STATED TASK:
Copy each line that has the string "Feet" somewhere in it.

RECORD SET:
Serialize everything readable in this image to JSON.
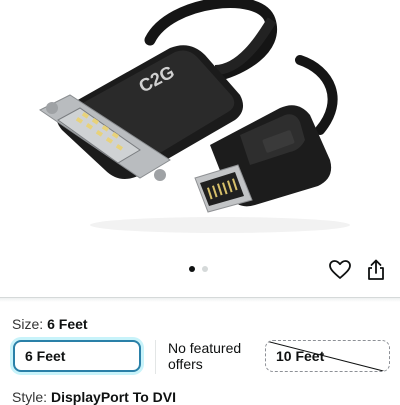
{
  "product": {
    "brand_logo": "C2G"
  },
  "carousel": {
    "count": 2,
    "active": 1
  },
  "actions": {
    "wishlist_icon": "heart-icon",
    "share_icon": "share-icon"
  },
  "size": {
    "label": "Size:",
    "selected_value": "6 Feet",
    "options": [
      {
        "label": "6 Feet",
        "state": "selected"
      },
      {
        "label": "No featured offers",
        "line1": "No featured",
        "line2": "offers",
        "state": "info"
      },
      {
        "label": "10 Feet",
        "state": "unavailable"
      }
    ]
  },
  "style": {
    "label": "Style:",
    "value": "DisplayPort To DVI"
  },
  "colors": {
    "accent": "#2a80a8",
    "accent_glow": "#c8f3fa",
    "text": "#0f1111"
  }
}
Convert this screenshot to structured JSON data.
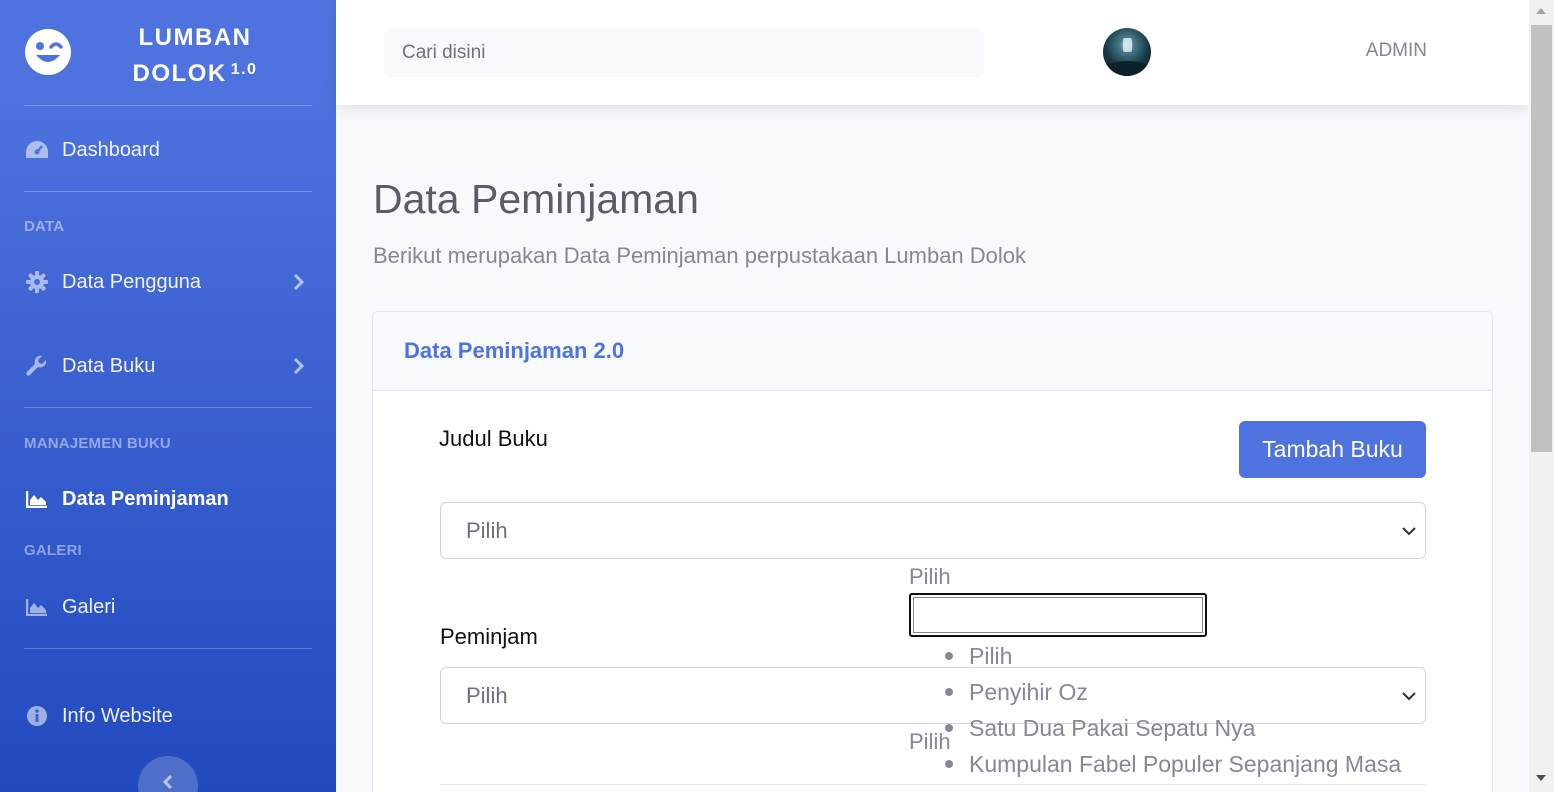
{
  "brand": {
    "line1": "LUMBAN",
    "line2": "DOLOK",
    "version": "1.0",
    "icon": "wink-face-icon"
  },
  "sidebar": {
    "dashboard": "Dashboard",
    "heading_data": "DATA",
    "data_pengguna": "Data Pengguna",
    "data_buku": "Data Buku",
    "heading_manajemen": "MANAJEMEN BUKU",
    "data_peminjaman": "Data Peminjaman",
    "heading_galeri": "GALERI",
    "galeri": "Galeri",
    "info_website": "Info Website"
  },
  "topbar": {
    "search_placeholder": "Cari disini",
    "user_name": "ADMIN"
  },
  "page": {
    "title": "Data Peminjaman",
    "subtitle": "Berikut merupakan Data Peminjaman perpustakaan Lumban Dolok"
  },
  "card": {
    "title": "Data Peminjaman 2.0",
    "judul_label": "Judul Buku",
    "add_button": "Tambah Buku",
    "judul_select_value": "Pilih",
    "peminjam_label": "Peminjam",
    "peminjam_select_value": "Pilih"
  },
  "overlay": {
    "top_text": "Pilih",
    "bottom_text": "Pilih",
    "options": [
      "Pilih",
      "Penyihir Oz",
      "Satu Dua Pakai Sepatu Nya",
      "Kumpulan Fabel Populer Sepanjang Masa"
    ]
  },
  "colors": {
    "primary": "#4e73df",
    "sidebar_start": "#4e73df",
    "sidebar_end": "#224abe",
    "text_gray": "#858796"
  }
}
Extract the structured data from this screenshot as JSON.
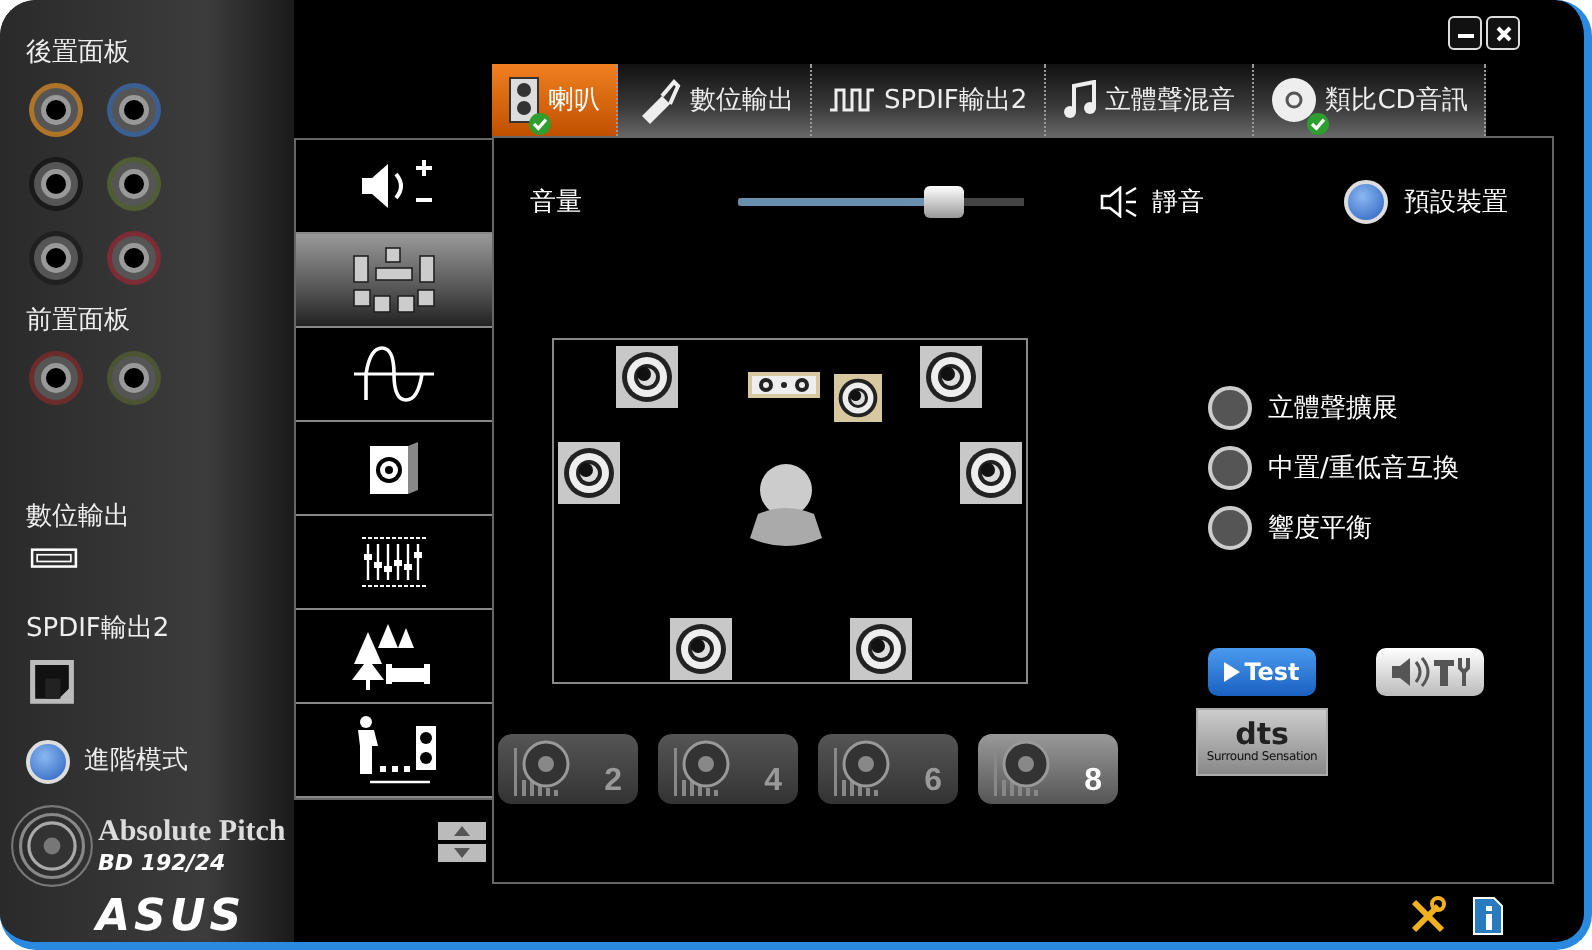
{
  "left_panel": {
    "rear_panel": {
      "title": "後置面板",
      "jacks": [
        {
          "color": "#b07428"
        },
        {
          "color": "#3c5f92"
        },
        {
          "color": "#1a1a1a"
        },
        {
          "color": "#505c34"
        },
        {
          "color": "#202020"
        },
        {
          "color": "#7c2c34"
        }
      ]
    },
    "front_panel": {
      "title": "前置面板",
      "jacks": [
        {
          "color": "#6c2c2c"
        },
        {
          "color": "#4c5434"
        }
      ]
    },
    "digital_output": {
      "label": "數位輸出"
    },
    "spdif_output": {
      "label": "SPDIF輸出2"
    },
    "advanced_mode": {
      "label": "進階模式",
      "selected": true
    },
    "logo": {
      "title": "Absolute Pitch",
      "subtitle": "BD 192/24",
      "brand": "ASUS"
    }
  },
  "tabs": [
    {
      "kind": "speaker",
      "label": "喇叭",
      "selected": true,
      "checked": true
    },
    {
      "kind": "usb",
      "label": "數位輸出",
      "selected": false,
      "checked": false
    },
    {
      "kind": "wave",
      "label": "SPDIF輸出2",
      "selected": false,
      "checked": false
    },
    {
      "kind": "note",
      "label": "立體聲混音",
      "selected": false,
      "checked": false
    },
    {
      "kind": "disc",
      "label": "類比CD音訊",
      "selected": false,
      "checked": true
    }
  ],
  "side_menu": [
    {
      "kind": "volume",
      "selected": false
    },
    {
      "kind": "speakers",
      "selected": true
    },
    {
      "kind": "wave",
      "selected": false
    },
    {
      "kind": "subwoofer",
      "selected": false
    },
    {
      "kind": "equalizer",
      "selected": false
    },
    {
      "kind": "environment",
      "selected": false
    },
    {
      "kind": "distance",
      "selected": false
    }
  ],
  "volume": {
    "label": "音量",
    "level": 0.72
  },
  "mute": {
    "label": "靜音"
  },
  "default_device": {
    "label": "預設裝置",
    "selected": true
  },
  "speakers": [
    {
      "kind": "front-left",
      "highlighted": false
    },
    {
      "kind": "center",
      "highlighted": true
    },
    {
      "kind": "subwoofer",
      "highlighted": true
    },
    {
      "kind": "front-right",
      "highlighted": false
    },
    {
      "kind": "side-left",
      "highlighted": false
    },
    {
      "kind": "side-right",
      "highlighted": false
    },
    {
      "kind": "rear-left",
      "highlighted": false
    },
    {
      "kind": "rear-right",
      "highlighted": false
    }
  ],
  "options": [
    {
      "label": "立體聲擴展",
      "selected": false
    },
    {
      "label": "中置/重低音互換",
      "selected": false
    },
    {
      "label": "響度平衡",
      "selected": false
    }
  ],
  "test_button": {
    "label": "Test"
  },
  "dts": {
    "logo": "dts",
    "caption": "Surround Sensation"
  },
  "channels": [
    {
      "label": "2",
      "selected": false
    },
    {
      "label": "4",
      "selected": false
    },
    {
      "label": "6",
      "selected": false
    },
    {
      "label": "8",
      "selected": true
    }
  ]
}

...

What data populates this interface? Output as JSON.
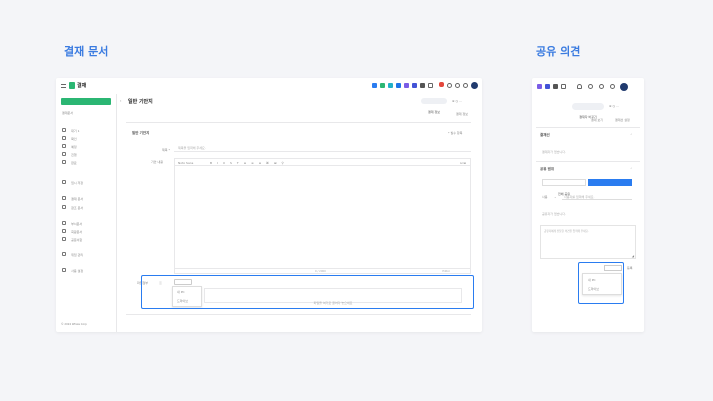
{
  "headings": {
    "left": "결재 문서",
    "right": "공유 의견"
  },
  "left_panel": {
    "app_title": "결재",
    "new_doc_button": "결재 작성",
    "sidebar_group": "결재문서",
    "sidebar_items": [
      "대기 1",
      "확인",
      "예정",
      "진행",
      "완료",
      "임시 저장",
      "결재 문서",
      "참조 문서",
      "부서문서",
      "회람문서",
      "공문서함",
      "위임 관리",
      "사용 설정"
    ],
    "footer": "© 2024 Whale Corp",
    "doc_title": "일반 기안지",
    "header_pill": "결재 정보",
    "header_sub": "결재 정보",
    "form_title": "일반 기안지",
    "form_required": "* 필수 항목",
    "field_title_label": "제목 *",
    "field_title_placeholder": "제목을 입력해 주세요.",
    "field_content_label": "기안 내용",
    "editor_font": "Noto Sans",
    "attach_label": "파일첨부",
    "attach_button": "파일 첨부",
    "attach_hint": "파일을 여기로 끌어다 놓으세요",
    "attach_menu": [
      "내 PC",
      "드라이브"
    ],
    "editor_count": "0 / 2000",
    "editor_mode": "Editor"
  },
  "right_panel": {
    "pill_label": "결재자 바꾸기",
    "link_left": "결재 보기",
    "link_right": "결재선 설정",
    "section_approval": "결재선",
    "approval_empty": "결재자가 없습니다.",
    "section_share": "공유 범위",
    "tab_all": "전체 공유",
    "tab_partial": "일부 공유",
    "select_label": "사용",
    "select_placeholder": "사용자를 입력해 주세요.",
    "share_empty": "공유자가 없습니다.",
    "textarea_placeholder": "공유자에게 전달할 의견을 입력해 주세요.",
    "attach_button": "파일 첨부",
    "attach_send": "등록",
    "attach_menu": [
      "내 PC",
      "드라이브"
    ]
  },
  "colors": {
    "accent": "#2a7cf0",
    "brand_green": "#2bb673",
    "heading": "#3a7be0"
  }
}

OUTPUT OF THE TASK:
    "selected_value": "6 Feet",
        "label": "6 Feet",
        "label": "10 Feet",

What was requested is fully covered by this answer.